Instructions to follow.
Scan the data beneath this task and copy each line that includes "Finding".

[start Material provided]

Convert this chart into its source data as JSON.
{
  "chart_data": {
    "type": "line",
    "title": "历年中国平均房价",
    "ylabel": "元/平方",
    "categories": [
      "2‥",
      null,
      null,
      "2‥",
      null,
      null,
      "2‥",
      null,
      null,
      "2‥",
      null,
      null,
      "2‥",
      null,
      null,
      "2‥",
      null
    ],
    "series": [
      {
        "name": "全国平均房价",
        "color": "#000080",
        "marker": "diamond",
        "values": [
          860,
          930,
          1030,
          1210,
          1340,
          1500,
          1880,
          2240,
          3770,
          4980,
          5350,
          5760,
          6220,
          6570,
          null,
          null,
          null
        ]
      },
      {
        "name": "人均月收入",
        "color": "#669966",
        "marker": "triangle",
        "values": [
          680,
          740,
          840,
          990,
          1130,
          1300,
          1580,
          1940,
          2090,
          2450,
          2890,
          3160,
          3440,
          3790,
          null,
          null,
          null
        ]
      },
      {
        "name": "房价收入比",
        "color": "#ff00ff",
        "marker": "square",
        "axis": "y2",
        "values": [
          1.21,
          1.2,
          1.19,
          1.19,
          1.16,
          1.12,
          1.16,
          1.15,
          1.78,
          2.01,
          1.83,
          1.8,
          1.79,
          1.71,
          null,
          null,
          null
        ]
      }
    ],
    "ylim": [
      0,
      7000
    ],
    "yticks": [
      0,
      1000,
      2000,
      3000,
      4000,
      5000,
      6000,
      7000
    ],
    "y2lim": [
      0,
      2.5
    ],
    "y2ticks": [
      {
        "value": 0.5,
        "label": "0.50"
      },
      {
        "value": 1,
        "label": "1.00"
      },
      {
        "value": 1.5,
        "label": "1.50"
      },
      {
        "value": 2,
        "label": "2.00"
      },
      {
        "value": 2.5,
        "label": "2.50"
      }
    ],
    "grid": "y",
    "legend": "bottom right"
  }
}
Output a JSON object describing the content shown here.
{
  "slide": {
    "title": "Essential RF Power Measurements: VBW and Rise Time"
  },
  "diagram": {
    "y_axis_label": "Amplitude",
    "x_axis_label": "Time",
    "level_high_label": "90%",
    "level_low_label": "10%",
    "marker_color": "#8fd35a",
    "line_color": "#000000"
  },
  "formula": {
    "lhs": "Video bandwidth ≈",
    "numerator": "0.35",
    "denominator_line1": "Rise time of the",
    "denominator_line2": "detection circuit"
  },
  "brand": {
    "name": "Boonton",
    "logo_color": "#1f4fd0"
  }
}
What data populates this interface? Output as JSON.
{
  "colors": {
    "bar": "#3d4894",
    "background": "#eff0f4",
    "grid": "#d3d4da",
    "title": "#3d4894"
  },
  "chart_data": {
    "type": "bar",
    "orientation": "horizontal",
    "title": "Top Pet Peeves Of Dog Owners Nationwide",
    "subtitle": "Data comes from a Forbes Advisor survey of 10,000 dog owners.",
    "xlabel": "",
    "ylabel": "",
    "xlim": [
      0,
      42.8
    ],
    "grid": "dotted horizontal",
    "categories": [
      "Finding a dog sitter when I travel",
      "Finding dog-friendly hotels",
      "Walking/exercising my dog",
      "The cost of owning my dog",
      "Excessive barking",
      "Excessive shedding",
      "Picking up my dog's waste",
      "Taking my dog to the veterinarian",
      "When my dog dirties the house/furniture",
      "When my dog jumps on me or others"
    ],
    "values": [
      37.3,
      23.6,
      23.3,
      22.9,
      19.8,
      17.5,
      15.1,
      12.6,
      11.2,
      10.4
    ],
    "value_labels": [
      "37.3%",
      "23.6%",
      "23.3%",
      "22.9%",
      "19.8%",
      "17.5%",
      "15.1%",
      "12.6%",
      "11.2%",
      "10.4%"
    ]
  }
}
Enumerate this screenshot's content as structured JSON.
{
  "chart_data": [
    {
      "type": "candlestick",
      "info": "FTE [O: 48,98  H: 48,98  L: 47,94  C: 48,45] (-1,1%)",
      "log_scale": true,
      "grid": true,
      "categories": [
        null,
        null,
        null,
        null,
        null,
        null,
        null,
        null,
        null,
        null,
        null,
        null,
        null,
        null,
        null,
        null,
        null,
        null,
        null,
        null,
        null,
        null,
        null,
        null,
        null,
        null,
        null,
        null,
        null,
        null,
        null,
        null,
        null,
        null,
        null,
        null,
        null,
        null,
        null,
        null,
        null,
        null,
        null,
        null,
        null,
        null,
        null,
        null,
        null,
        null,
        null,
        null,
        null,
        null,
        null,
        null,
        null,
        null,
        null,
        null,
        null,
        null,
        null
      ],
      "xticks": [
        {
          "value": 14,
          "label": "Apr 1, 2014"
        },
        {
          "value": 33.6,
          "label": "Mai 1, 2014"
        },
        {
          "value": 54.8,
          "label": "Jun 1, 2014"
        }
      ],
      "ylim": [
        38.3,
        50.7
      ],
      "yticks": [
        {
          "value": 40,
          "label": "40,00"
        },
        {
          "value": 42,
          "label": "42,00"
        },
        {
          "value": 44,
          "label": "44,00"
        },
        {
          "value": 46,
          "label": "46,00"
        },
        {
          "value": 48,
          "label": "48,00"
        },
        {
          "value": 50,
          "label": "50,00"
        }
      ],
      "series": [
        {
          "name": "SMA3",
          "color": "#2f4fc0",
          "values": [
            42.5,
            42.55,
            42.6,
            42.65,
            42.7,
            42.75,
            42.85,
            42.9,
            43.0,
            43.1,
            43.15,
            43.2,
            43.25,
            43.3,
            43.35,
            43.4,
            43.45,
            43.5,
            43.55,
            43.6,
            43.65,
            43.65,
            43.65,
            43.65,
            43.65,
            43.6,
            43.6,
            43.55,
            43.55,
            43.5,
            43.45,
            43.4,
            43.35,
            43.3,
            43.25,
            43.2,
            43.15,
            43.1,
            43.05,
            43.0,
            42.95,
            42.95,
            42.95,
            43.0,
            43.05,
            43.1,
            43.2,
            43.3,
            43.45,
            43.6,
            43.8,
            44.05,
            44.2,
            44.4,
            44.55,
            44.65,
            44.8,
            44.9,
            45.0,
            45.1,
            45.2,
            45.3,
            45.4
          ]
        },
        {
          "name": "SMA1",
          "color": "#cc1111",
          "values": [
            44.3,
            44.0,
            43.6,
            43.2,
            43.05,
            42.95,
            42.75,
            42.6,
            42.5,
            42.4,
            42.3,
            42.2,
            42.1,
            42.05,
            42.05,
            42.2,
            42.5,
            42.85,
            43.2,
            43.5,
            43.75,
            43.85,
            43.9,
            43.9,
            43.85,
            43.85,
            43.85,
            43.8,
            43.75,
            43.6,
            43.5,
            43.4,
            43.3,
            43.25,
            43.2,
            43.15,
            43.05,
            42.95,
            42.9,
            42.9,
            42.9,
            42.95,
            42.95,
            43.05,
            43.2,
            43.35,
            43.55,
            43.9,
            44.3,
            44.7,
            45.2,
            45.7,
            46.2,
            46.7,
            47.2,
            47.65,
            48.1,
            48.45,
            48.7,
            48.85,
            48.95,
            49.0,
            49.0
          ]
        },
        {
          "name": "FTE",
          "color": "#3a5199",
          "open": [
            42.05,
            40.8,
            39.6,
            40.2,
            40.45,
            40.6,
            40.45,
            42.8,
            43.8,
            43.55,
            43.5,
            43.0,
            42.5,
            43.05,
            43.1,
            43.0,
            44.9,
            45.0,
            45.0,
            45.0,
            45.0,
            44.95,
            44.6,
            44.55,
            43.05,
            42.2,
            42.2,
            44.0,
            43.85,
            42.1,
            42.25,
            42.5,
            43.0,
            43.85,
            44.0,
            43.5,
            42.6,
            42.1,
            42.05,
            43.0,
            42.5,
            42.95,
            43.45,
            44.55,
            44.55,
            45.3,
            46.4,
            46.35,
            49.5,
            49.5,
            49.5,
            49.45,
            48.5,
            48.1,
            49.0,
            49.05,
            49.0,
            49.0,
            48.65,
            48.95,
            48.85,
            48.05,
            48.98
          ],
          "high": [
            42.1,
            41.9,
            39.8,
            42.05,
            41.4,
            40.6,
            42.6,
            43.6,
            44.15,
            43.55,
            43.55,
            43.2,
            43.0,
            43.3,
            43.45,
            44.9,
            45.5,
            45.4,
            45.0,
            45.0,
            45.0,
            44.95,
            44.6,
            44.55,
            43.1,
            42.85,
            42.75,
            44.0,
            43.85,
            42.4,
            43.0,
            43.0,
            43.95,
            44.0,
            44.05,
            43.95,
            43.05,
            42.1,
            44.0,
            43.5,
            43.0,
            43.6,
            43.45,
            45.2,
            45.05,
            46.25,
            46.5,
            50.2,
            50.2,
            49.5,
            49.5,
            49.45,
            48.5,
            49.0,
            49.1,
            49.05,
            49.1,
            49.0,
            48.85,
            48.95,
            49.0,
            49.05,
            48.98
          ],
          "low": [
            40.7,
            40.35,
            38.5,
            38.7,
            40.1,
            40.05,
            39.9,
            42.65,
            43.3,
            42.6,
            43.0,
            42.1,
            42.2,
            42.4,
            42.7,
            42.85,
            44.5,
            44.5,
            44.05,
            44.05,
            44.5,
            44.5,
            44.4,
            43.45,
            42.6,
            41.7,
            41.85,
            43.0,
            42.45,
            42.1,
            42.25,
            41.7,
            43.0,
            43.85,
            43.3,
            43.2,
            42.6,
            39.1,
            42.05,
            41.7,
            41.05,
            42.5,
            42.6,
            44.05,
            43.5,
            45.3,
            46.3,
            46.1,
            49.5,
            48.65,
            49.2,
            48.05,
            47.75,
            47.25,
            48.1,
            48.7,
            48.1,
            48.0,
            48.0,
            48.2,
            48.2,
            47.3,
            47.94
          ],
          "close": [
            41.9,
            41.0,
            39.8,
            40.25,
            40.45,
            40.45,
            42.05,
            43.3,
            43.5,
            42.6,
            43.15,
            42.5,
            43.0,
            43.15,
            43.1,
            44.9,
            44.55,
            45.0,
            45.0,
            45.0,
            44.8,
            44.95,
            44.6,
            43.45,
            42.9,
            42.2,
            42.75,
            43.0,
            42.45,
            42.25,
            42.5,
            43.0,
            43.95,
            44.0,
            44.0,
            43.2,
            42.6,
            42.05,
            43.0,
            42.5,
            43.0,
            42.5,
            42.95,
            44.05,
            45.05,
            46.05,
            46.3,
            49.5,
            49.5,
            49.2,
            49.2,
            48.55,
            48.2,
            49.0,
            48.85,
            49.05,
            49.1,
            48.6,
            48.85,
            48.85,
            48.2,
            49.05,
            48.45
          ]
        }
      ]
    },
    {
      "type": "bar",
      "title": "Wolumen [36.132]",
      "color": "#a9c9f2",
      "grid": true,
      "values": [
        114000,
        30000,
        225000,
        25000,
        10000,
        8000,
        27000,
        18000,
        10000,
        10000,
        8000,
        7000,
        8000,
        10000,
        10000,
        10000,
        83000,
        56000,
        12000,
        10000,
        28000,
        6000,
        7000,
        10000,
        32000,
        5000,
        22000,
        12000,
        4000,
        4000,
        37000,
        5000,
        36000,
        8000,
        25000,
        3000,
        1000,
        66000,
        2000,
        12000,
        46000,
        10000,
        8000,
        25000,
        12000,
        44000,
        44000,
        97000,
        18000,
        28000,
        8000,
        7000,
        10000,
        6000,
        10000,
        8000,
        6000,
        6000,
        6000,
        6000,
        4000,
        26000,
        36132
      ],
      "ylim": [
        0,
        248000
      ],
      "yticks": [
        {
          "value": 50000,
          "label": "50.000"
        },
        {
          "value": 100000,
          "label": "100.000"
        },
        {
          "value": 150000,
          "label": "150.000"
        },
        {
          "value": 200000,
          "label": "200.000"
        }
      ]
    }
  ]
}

[end Material provided]

Task solution.
      "Finding a dog sitter when I travel",
      "Finding dog-friendly hotels",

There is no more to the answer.